- **EXERCISE DIRECTIONS**:
Search the records below for the word "Podskalany" and show every line where it occurs.

Data entries:
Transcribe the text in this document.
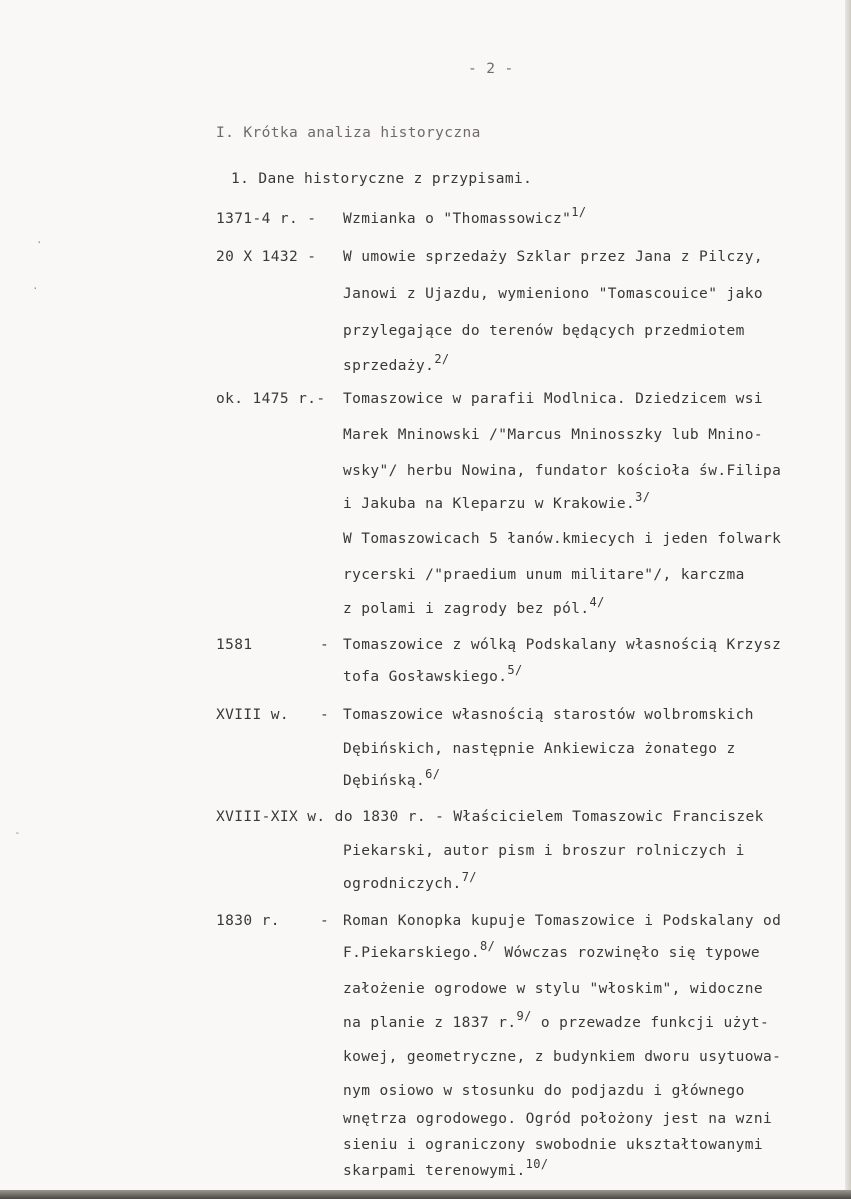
·
·
-
- 2 -
I. Krótka analiza historyczna
1. Dane historyczne z przypisami.
1371-4 r. - Wzmianka o "Thomassowicz"$^{1/}$
20 X 1432 - W umowie sprzedaży Szklar przez Jana z Pilczy,
Janowi z Ujazdu, wymieniono "Tomascouice" jako
przylegające do terenów będących przedmiotem
sprzedaży.$^{2/}$
ok. 1475 r.- Tomaszowice w parafii Modlnica. Dziedzicem wsi
Marek Mninowski /"Marcus Mninosszky lub Mnino-
wsky"/ herbu Nowina, fundator kościoła św.Filipa
i Jakuba na Kleparzu w Krakowie.$^{3/}$
W Tomaszowicach 5 łanów.kmiecych i jeden folwark
rycerski /"praedium unum militare"/, karczma
z polami i zagrody bez pól.$^{4/}$
1581	- Tomaszowice z wólką Podskalany własnością Krzysz
tofa Gosławskiego.$^{5/}$
XVIII w. - Tomaszowice własnością starostów wolbromskich
Dębińskich, następnie Ankiewicza żonatego z
Dębińską.$^{6/}$
XVIII-XIX w. do 1830 r. - Właścicielem Tomaszowic Franciszek
Piekarski, autor pism i broszur rolniczych i
ogrodniczych.$^{7/}$
1830 r.	- Roman Konopka kupuje Tomaszowice i Podskalany od
F.Piekarskiego.$^{8/}$ Wówczas rozwinęło się typowe
założenie ogrodowe w stylu "włoskim", widoczne
na planie z 1837 r.$^{9/}$ o przewadze funkcji użyt-
kowej, geometryczne, z budynkiem dworu usytuowa-
nym osiowo w stosunku do podjazdu i głównego
wnętrza ogrodowego. Ogród położony jest na wzni
sieniu i ograniczony swobodnie ukształtowanymi
skarpami terenowymi.$^{10/}$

- **REPLY**:
1581	- Tomaszowice z wólką Podskalany własnością Krzysz
1830 r.	- Roman Konopka kupuje Tomaszowice i Podskalany od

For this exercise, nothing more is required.